WHAT IS ASKED: Copy out every line below that contains the string "warning". Case counts.

STORED ROWS:
________________________
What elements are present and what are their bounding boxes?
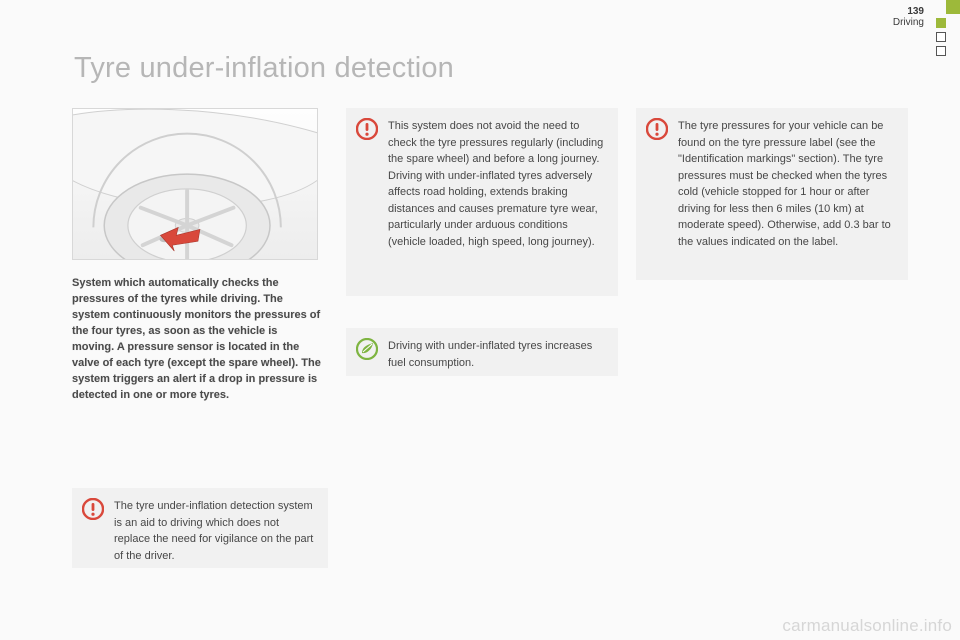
tyre-svg xyxy=(73,109,317,259)
warning-text: The tyre under-inflation detection syste… xyxy=(114,498,314,564)
eco-box-fuel: Driving with under-inflated tyres increa… xyxy=(346,328,618,376)
page-header: 139 Driving xyxy=(893,6,924,28)
section-indicator xyxy=(936,18,946,56)
indicator-square xyxy=(936,18,946,28)
warning-icon xyxy=(356,118,378,140)
tyre-illustration xyxy=(72,108,318,260)
corner-accent xyxy=(946,0,960,14)
page-title: Tyre under-inflation detection xyxy=(74,52,454,85)
warning-text: The tyre pressures for your vehicle can … xyxy=(678,118,894,250)
page-number: 139 xyxy=(893,6,924,17)
eco-text: Driving with under-inflated tyres increa… xyxy=(388,338,604,371)
warning-box-pressures: The tyre pressures for your vehicle can … xyxy=(636,108,908,280)
indicator-square xyxy=(936,32,946,42)
warning-box-system-limits: This system does not avoid the need to c… xyxy=(346,108,618,296)
warning-text: This system does not avoid the need to c… xyxy=(388,118,604,250)
warning-icon xyxy=(646,118,668,140)
indicator-square xyxy=(936,46,946,56)
manual-page: 139 Driving Tyre under-inflation detecti… xyxy=(0,0,960,640)
intro-paragraph: System which automatically checks the pr… xyxy=(72,276,322,404)
section-label: Driving xyxy=(893,17,924,28)
leaf-icon xyxy=(356,338,378,360)
warning-box-vigilance: The tyre under-inflation detection syste… xyxy=(72,488,328,568)
warning-icon xyxy=(82,498,104,520)
watermark: carmanualsonline.info xyxy=(782,616,952,636)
________________________
EXPECTED ANSWER:
warning-text: The tyre under-inflation detection syste… xyxy=(114,498,314,564)
warning-icon xyxy=(356,118,378,140)
warning-text: The tyre pressures for your vehicle can … xyxy=(678,118,894,250)
warning-box-pressures: The tyre pressures for your vehicle can … xyxy=(636,108,908,280)
warning-box-system-limits: This system does not avoid the need to c… xyxy=(346,108,618,296)
warning-text: This system does not avoid the need to c… xyxy=(388,118,604,250)
warning-icon xyxy=(646,118,668,140)
warning-box-vigilance: The tyre under-inflation detection syste… xyxy=(72,488,328,568)
warning-icon xyxy=(82,498,104,520)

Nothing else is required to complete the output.